## start Extracted records

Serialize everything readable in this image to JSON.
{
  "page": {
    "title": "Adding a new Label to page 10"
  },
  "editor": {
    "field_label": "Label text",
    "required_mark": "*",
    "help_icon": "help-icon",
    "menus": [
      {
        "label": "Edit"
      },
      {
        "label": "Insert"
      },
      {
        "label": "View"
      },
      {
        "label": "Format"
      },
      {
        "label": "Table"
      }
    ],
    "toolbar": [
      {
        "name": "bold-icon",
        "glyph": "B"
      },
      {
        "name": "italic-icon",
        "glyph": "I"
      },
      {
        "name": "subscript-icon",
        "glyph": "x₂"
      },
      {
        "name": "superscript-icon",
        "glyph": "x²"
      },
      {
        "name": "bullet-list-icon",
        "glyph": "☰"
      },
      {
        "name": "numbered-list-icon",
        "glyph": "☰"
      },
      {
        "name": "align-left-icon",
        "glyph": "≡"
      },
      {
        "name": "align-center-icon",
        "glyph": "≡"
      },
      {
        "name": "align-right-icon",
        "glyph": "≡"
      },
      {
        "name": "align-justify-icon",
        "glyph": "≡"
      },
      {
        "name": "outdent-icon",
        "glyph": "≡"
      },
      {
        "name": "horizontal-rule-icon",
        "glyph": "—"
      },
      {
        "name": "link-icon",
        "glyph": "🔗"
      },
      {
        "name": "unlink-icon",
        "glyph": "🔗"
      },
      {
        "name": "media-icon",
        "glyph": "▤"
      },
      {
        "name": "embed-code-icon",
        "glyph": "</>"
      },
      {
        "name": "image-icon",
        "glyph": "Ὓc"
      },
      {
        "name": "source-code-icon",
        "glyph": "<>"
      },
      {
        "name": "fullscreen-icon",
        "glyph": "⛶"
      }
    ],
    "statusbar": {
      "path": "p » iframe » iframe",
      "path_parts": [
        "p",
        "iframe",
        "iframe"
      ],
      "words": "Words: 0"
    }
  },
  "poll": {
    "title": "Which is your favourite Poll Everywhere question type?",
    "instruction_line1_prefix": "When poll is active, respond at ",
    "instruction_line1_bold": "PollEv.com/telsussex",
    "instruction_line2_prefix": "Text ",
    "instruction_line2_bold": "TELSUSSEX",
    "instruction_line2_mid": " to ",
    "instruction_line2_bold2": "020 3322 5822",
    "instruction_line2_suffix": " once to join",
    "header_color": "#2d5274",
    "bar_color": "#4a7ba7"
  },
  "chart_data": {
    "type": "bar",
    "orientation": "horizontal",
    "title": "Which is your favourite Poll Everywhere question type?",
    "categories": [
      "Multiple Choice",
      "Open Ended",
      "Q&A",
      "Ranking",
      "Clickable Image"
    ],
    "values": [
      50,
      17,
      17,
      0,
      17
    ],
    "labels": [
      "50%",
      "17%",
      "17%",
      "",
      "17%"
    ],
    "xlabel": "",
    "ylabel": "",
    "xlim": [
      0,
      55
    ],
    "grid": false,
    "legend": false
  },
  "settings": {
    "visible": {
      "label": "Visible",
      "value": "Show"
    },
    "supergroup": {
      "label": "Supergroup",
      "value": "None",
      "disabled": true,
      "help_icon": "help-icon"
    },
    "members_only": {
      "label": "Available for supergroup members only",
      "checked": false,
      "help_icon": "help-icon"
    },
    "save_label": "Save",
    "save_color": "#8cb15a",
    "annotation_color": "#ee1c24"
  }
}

## end Extracted records

Go through the listing and print each line exactly as it appears.

Serialize everything readable in this image to JSON.
{
  "page": {
    "title": "Adding a new Label to page 10"
  },
  "editor": {
    "field_label": "Label text",
    "required_mark": "*",
    "help_icon": "help-icon",
    "menus": [
      {
        "label": "Edit"
      },
      {
        "label": "Insert"
      },
      {
        "label": "View"
      },
      {
        "label": "Format"
      },
      {
        "label": "Table"
      }
    ],
    "toolbar": [
      {
        "name": "bold-icon",
        "glyph": "B"
      },
      {
        "name": "italic-icon",
        "glyph": "I"
      },
      {
        "name": "subscript-icon",
        "glyph": "x₂"
      },
      {
        "name": "superscript-icon",
        "glyph": "x²"
      },
      {
        "name": "bullet-list-icon",
        "glyph": "☰"
      },
      {
        "name": "numbered-list-icon",
        "glyph": "☰"
      },
      {
        "name": "align-left-icon",
        "glyph": "≡"
      },
      {
        "name": "align-center-icon",
        "glyph": "≡"
      },
      {
        "name": "align-right-icon",
        "glyph": "≡"
      },
      {
        "name": "align-justify-icon",
        "glyph": "≡"
      },
      {
        "name": "outdent-icon",
        "glyph": "≡"
      },
      {
        "name": "horizontal-rule-icon",
        "glyph": "—"
      },
      {
        "name": "link-icon",
        "glyph": "🔗"
      },
      {
        "name": "unlink-icon",
        "glyph": "🔗"
      },
      {
        "name": "media-icon",
        "glyph": "▤"
      },
      {
        "name": "embed-code-icon",
        "glyph": "</>"
      },
      {
        "name": "image-icon",
        "glyph": "Ὓc"
      },
      {
        "name": "source-code-icon",
        "glyph": "<>"
      },
      {
        "name": "fullscreen-icon",
        "glyph": "⛶"
      }
    ],
    "statusbar": {
      "path": "p » iframe » iframe",
      "path_parts": [
        "p",
        "iframe",
        "iframe"
      ],
      "words": "Words: 0"
    }
  },
  "poll": {
    "title": "Which is your favourite Poll Everywhere question type?",
    "instruction_line1_prefix": "When poll is active, respond at ",
    "instruction_line1_bold": "PollEv.com/telsussex",
    "instruction_line2_prefix": "Text ",
    "instruction_line2_bold": "TELSUSSEX",
    "instruction_line2_mid": " to ",
    "instruction_line2_bold2": "020 3322 5822",
    "instruction_line2_suffix": " once to join",
    "header_color": "#2d5274",
    "bar_color": "#4a7ba7"
  },
  "chart_data": {
    "type": "bar",
    "orientation": "horizontal",
    "title": "Which is your favourite Poll Everywhere question type?",
    "categories": [
      "Multiple Choice",
      "Open Ended",
      "Q&A",
      "Ranking",
      "Clickable Image"
    ],
    "values": [
      50,
      17,
      17,
      0,
      17
    ],
    "labels": [
      "50%",
      "17%",
      "17%",
      "",
      "17%"
    ],
    "xlabel": "",
    "ylabel": "",
    "xlim": [
      0,
      55
    ],
    "grid": false,
    "legend": false
  },
  "settings": {
    "visible": {
      "label": "Visible",
      "value": "Show"
    },
    "supergroup": {
      "label": "Supergroup",
      "value": "None",
      "disabled": true,
      "help_icon": "help-icon"
    },
    "members_only": {
      "label": "Available for supergroup members only",
      "checked": false,
      "help_icon": "help-icon"
    },
    "save_label": "Save",
    "save_color": "#8cb15a",
    "annotation_color": "#ee1c24"
  }
}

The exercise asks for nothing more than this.